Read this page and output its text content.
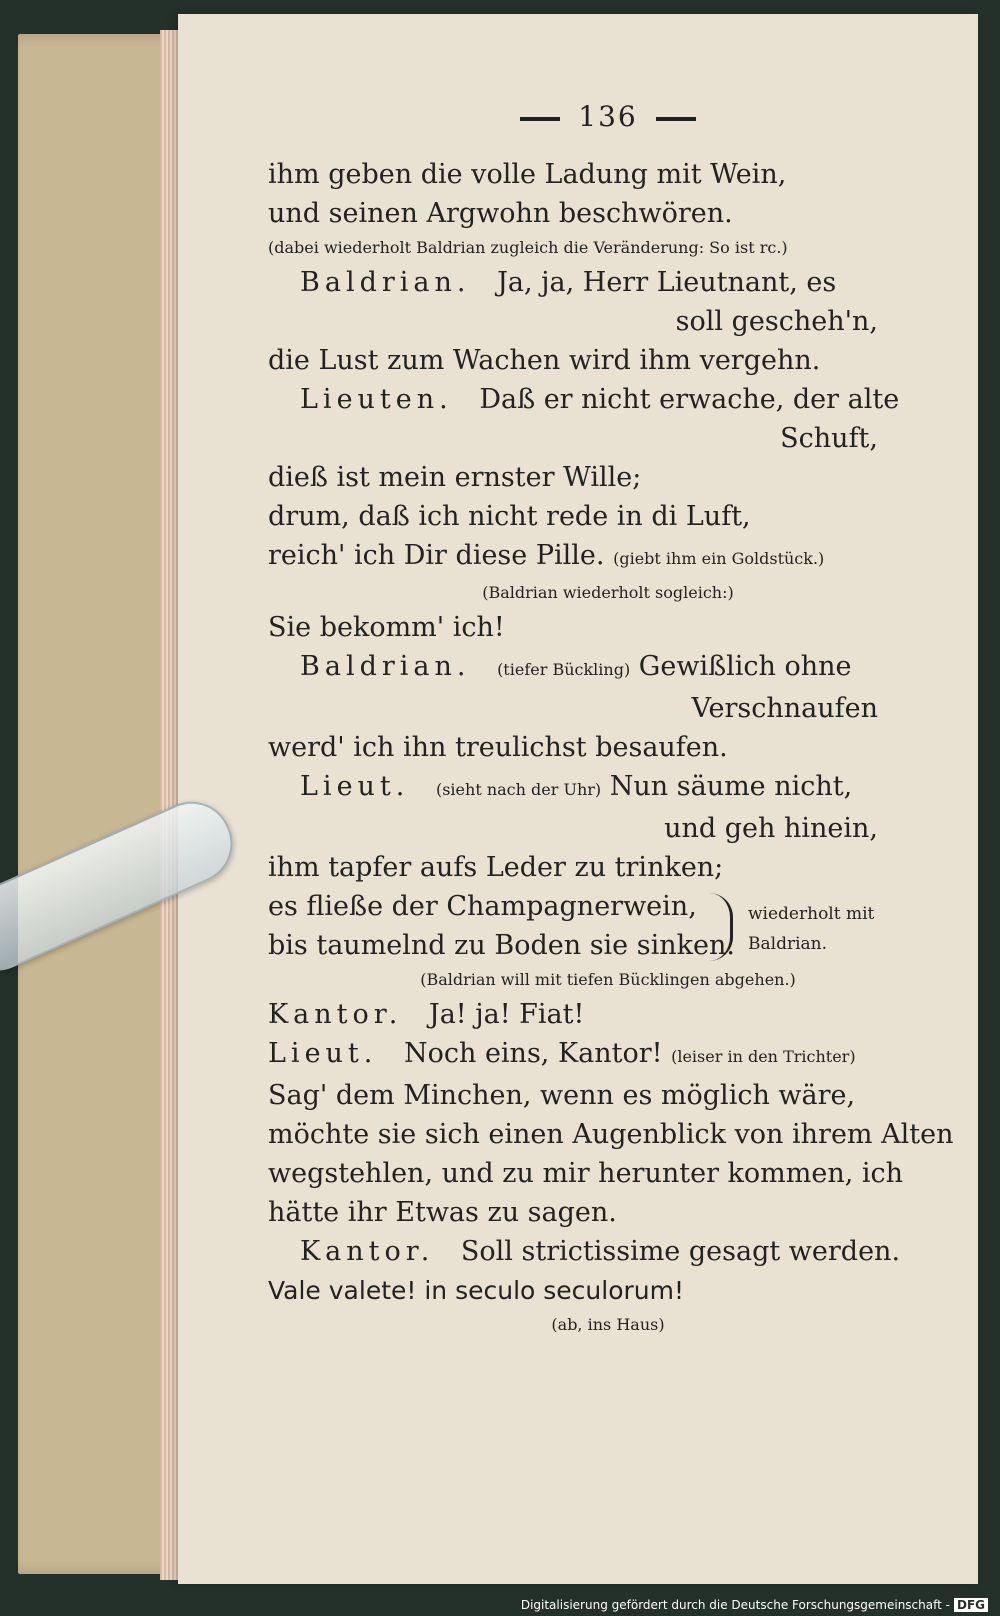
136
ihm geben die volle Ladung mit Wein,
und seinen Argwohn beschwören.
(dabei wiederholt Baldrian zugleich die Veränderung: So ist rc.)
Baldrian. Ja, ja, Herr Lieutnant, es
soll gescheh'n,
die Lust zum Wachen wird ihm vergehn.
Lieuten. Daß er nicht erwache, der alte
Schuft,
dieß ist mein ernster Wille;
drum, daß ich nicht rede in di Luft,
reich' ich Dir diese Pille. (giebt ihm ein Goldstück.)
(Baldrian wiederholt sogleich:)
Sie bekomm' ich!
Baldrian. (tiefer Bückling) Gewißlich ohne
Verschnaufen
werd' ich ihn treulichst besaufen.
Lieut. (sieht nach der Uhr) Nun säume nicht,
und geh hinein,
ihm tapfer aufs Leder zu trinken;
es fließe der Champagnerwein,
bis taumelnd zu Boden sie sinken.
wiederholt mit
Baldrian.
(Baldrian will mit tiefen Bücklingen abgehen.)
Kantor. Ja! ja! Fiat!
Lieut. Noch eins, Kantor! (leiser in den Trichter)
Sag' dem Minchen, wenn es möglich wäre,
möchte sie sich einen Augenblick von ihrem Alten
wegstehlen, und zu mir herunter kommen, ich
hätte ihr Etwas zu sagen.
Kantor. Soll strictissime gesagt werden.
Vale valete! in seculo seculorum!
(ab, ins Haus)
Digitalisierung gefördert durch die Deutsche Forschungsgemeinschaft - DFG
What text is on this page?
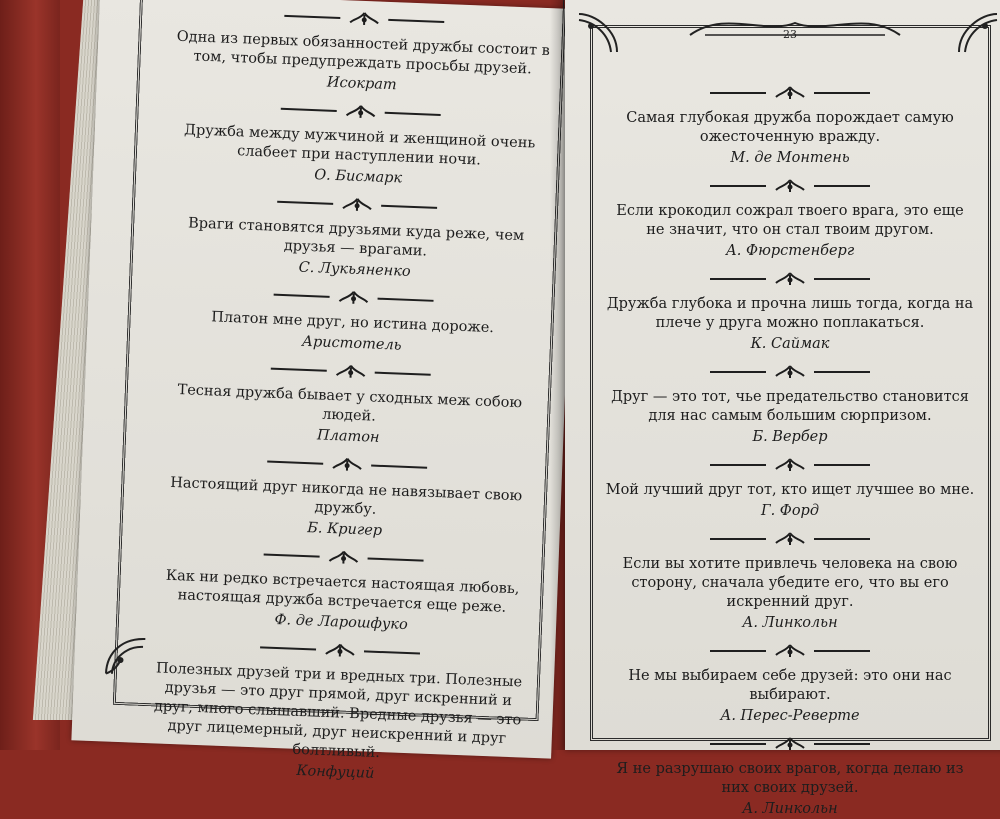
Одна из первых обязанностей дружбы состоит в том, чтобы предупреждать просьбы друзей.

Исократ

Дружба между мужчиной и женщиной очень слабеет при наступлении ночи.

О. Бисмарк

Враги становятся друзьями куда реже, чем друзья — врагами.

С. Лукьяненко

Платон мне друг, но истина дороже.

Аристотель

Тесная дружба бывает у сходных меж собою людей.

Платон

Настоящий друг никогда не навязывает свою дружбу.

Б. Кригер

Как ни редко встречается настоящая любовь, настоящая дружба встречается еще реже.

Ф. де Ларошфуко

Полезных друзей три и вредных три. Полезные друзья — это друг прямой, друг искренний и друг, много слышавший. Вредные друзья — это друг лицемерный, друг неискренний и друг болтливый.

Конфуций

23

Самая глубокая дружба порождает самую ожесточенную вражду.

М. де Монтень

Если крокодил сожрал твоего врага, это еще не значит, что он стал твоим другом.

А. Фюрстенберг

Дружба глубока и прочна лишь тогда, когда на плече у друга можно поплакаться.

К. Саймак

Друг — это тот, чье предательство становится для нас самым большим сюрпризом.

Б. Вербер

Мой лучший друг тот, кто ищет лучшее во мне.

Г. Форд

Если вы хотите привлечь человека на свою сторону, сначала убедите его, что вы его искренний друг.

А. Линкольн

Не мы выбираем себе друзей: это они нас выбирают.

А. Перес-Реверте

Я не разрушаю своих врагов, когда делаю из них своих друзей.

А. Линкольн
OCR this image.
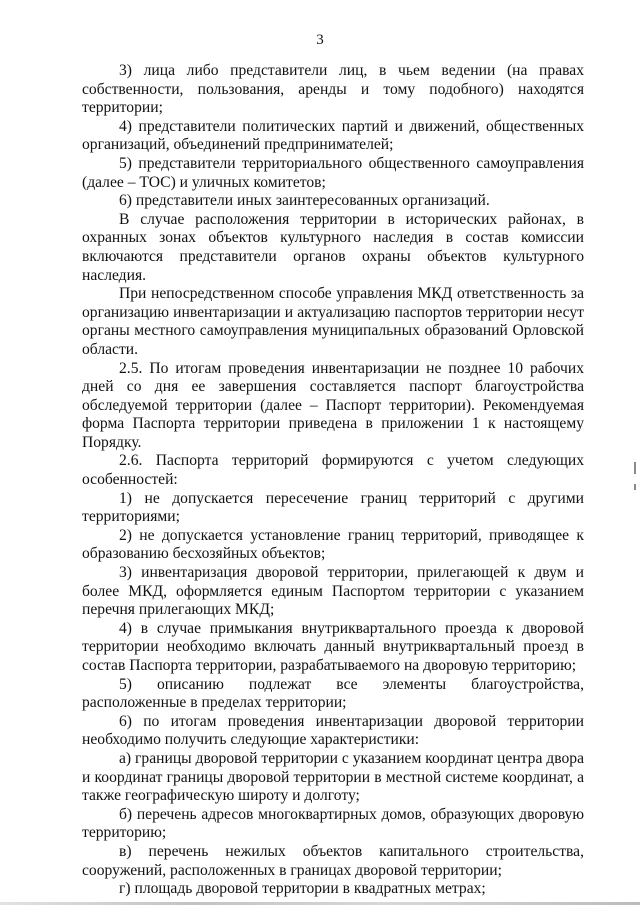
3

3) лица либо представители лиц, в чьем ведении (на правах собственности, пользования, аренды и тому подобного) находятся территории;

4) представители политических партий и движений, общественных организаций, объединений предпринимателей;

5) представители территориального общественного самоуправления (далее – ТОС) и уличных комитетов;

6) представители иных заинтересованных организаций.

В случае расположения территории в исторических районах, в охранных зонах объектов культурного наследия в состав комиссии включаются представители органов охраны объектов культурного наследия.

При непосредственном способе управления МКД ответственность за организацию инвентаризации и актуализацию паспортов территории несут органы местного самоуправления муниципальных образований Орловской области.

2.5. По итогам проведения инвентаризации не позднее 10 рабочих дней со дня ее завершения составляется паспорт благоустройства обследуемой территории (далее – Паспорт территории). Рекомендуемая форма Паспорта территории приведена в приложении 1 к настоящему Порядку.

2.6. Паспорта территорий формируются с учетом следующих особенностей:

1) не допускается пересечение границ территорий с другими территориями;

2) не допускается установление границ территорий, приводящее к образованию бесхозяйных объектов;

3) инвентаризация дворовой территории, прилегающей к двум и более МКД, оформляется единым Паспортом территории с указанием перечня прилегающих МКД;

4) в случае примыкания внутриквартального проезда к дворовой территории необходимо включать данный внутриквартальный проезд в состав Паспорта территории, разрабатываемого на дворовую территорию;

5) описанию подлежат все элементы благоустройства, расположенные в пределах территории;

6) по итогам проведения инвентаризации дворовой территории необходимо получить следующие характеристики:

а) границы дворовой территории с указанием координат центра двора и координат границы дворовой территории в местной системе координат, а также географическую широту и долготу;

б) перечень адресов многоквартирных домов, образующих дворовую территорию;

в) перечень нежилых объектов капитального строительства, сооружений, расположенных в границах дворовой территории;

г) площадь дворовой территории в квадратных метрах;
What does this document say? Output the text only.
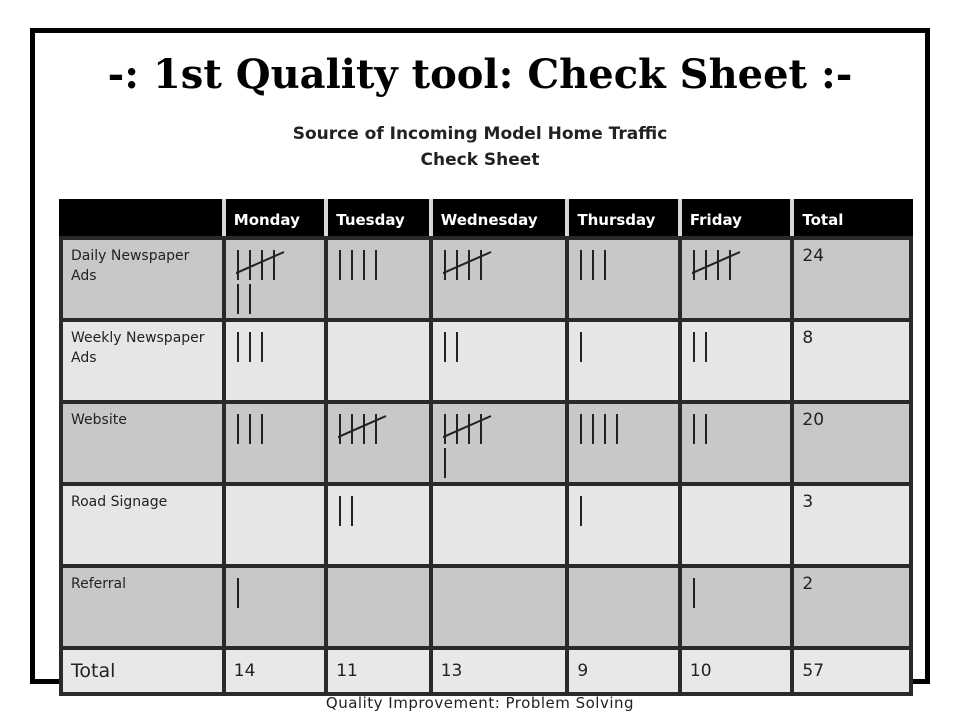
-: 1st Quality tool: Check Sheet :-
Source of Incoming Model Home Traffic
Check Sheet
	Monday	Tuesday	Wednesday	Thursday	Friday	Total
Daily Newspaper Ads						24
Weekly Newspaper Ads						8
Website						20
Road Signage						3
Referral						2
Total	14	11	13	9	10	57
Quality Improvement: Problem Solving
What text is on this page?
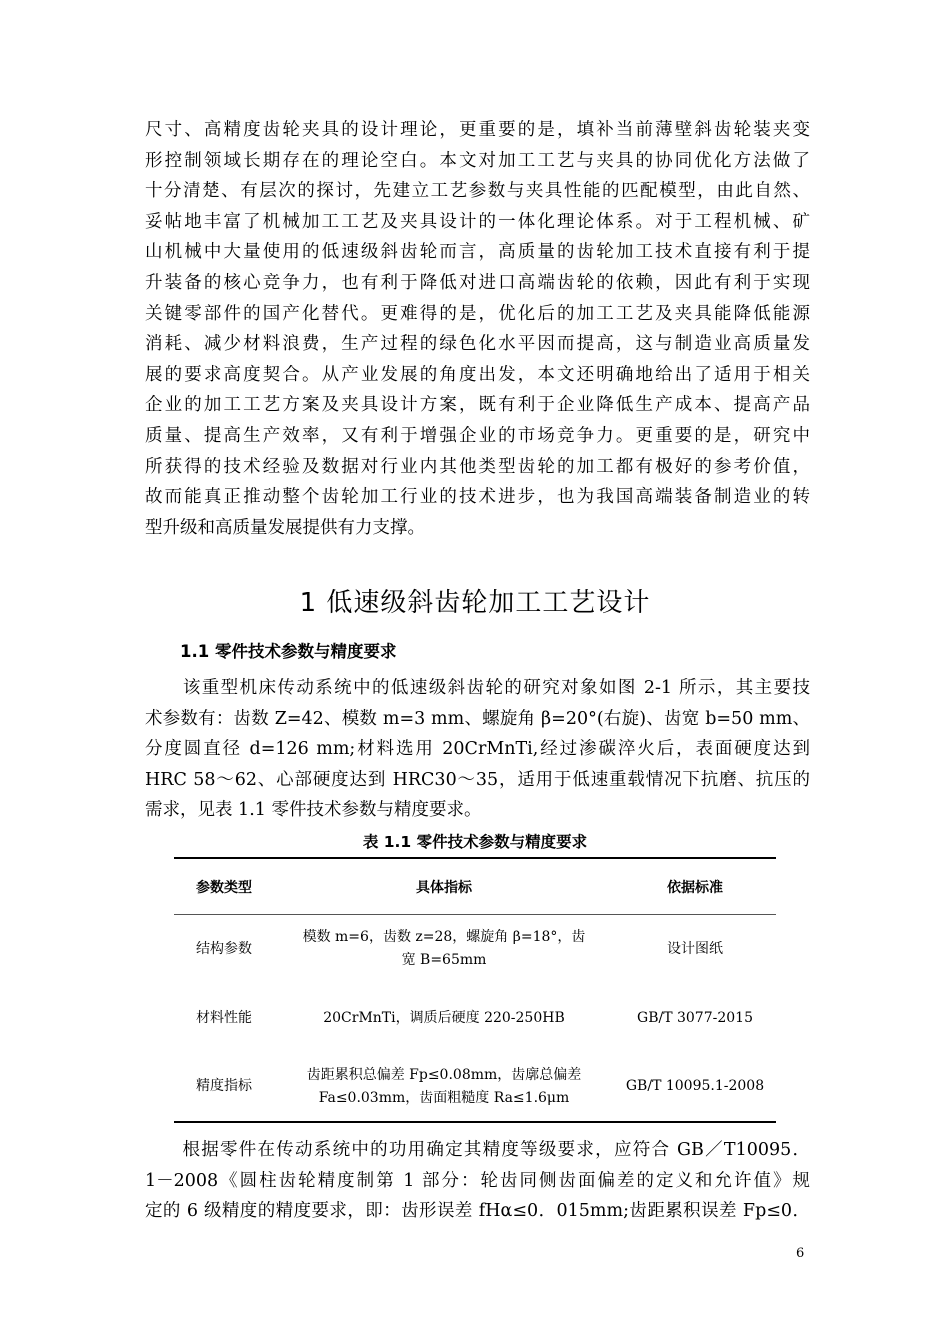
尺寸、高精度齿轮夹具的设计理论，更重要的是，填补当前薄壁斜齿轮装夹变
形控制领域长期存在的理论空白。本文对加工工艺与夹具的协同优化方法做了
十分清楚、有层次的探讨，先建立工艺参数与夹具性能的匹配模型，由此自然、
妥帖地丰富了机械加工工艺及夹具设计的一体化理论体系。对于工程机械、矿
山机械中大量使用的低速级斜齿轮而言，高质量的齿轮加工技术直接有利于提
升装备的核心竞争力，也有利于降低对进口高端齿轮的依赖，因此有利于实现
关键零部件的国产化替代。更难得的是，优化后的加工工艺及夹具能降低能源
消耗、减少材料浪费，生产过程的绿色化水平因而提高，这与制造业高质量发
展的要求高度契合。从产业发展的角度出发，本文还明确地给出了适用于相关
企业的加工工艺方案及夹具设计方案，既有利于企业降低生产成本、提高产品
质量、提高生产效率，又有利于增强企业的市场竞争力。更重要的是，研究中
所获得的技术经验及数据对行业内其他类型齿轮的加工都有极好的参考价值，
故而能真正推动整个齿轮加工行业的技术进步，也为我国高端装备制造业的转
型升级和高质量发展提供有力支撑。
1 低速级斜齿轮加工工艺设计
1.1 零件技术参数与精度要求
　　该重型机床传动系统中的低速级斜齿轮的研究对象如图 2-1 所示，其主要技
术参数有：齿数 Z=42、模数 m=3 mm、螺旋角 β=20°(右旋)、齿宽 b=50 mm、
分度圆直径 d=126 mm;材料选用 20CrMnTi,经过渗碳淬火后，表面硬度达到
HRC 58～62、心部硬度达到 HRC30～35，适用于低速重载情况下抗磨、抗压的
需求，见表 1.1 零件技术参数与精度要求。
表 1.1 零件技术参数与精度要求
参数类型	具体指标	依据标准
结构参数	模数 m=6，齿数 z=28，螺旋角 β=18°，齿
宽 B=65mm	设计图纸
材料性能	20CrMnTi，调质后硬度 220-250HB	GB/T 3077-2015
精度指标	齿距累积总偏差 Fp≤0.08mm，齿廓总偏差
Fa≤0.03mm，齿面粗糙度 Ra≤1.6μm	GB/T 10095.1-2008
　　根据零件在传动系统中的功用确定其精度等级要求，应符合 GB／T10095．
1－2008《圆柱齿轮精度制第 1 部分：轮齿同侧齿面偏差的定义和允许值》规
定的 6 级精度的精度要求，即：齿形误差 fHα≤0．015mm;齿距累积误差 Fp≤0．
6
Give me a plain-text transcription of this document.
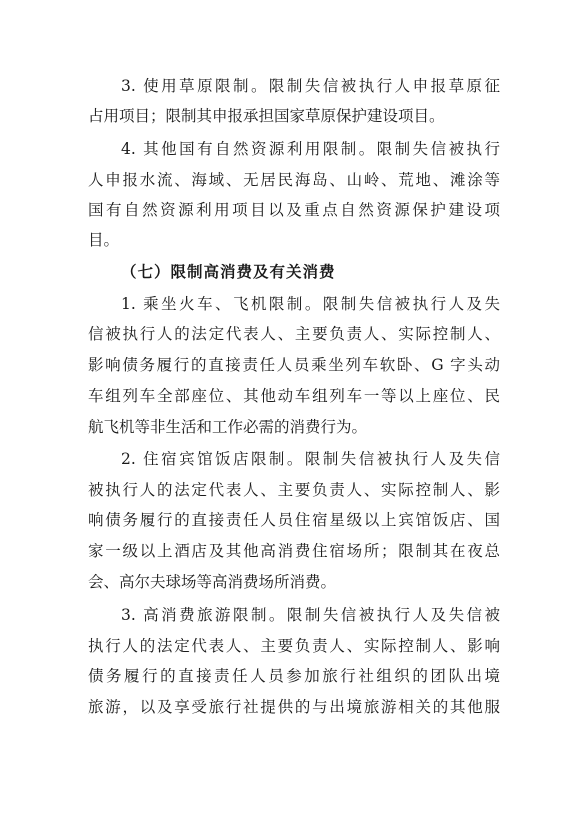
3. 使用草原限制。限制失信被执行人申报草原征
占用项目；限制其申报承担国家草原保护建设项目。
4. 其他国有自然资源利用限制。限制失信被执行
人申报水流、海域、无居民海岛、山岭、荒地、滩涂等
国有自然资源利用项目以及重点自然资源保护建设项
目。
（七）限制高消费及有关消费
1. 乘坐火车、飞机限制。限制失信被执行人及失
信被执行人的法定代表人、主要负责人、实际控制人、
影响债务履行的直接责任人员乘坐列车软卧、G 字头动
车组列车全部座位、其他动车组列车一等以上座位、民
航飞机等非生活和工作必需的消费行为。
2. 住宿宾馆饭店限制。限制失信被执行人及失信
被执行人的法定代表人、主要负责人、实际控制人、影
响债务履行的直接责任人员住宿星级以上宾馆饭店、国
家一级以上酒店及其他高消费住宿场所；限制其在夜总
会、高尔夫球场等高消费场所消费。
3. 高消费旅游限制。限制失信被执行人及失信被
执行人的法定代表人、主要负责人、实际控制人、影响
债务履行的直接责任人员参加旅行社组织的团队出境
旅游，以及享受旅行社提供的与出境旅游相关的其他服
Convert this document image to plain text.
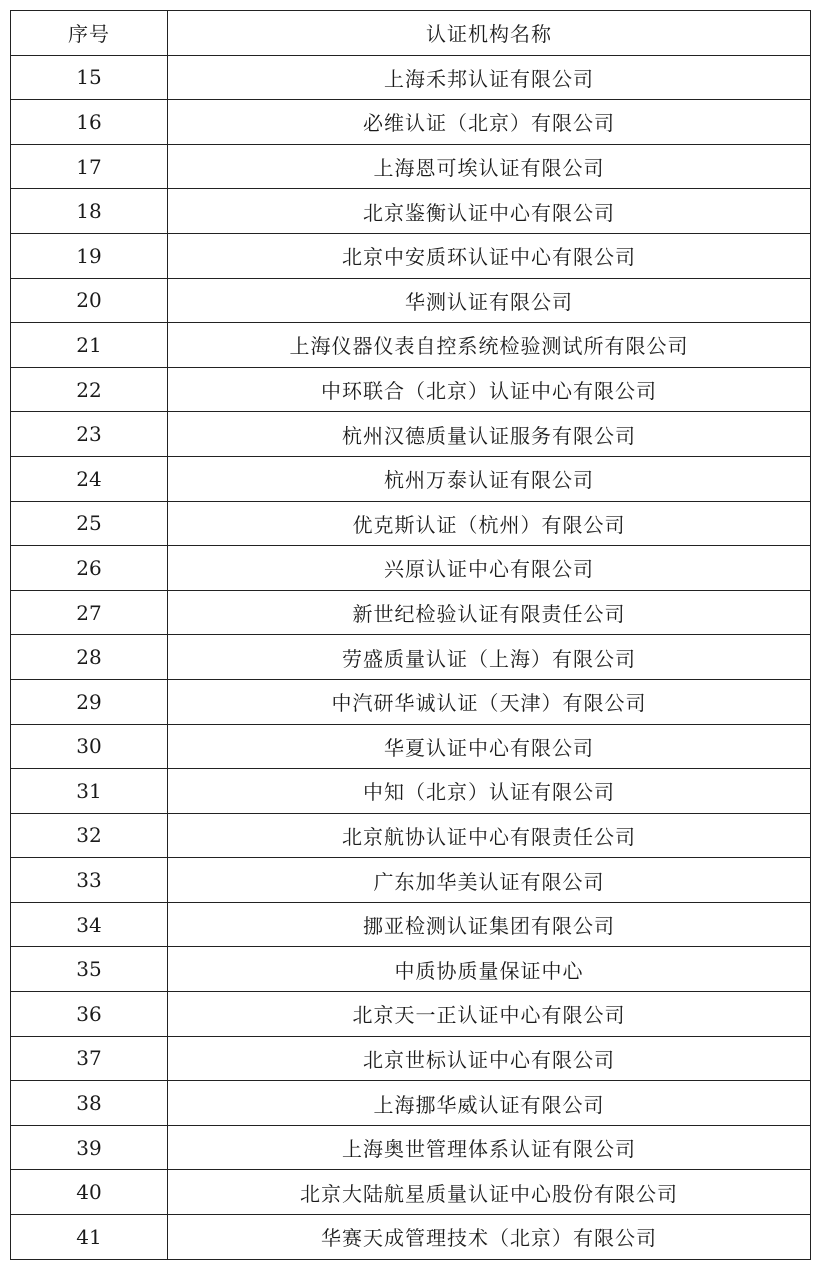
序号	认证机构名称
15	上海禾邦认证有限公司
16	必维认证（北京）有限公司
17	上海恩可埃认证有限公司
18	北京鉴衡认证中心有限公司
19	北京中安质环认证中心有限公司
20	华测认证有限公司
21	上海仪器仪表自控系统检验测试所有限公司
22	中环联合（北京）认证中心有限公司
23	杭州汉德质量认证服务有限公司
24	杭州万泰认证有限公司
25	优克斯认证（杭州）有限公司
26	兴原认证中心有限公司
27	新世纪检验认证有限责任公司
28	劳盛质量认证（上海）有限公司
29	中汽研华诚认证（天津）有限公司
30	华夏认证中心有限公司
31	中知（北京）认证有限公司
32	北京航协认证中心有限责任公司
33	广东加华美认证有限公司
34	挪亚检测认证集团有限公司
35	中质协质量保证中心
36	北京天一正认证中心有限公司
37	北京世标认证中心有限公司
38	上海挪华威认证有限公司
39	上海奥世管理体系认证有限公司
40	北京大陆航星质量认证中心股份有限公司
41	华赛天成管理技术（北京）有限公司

______

_Written request_
The required output is the lines from the one containing "Give me a plain-text" through the end of the records above, reproduced exactly, with no pictures.

_Answer to the task_
Give me a plain-text transcription of this document.
3. 使用草原限制。限制失信被执行人申报草原征
占用项目；限制其申报承担国家草原保护建设项目。
4. 其他国有自然资源利用限制。限制失信被执行
人申报水流、海域、无居民海岛、山岭、荒地、滩涂等
国有自然资源利用项目以及重点自然资源保护建设项
目。
（七）限制高消费及有关消费
1. 乘坐火车、飞机限制。限制失信被执行人及失
信被执行人的法定代表人、主要负责人、实际控制人、
影响债务履行的直接责任人员乘坐列车软卧、G 字头动
车组列车全部座位、其他动车组列车一等以上座位、民
航飞机等非生活和工作必需的消费行为。
2. 住宿宾馆饭店限制。限制失信被执行人及失信
被执行人的法定代表人、主要负责人、实际控制人、影
响债务履行的直接责任人员住宿星级以上宾馆饭店、国
家一级以上酒店及其他高消费住宿场所；限制其在夜总
会、高尔夫球场等高消费场所消费。
3. 高消费旅游限制。限制失信被执行人及失信被
执行人的法定代表人、主要负责人、实际控制人、影响
债务履行的直接责任人员参加旅行社组织的团队出境
旅游，以及享受旅行社提供的与出境旅游相关的其他服
Convert this document image to plain text.
序号	认证机构名称
15	上海禾邦认证有限公司
16	必维认证（北京）有限公司
17	上海恩可埃认证有限公司
18	北京鉴衡认证中心有限公司
19	北京中安质环认证中心有限公司
20	华测认证有限公司
21	上海仪器仪表自控系统检验测试所有限公司
22	中环联合（北京）认证中心有限公司
23	杭州汉德质量认证服务有限公司
24	杭州万泰认证有限公司
25	优克斯认证（杭州）有限公司
26	兴原认证中心有限公司
27	新世纪检验认证有限责任公司
28	劳盛质量认证（上海）有限公司
29	中汽研华诚认证（天津）有限公司
30	华夏认证中心有限公司
31	中知（北京）认证有限公司
32	北京航协认证中心有限责任公司
33	广东加华美认证有限公司
34	挪亚检测认证集团有限公司
35	中质协质量保证中心
36	北京天一正认证中心有限公司
37	北京世标认证中心有限公司
38	上海挪华威认证有限公司
39	上海奥世管理体系认证有限公司
40	北京大陆航星质量认证中心股份有限公司
41	华赛天成管理技术（北京）有限公司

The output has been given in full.